DO THIS:
The records below need retyping in full; give them again exactly.

EXERCISE DATA:
• • • • •

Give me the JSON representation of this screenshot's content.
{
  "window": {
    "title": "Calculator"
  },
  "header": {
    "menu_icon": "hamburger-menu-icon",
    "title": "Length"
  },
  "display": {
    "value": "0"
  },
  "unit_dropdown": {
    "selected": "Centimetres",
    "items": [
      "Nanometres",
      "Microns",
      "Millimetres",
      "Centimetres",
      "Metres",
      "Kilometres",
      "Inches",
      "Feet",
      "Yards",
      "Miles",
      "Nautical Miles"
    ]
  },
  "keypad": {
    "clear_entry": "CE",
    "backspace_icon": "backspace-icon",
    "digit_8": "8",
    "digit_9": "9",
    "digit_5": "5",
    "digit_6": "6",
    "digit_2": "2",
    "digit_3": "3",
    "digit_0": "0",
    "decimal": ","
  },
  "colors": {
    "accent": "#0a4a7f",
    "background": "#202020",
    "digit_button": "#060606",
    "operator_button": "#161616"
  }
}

• • • • •

SOLUTION TO THIS PROBLEM:
Give me the JSON representation of this screenshot's content.
{
  "window": {
    "title": "Calculator"
  },
  "header": {
    "menu_icon": "hamburger-menu-icon",
    "title": "Length"
  },
  "display": {
    "value": "0"
  },
  "unit_dropdown": {
    "selected": "Centimetres",
    "items": [
      "Nanometres",
      "Microns",
      "Millimetres",
      "Centimetres",
      "Metres",
      "Kilometres",
      "Inches",
      "Feet",
      "Yards",
      "Miles",
      "Nautical Miles"
    ]
  },
  "keypad": {
    "clear_entry": "CE",
    "backspace_icon": "backspace-icon",
    "digit_8": "8",
    "digit_9": "9",
    "digit_5": "5",
    "digit_6": "6",
    "digit_2": "2",
    "digit_3": "3",
    "digit_0": "0",
    "decimal": ","
  },
  "colors": {
    "accent": "#0a4a7f",
    "background": "#202020",
    "digit_button": "#060606",
    "operator_button": "#161616"
  }
}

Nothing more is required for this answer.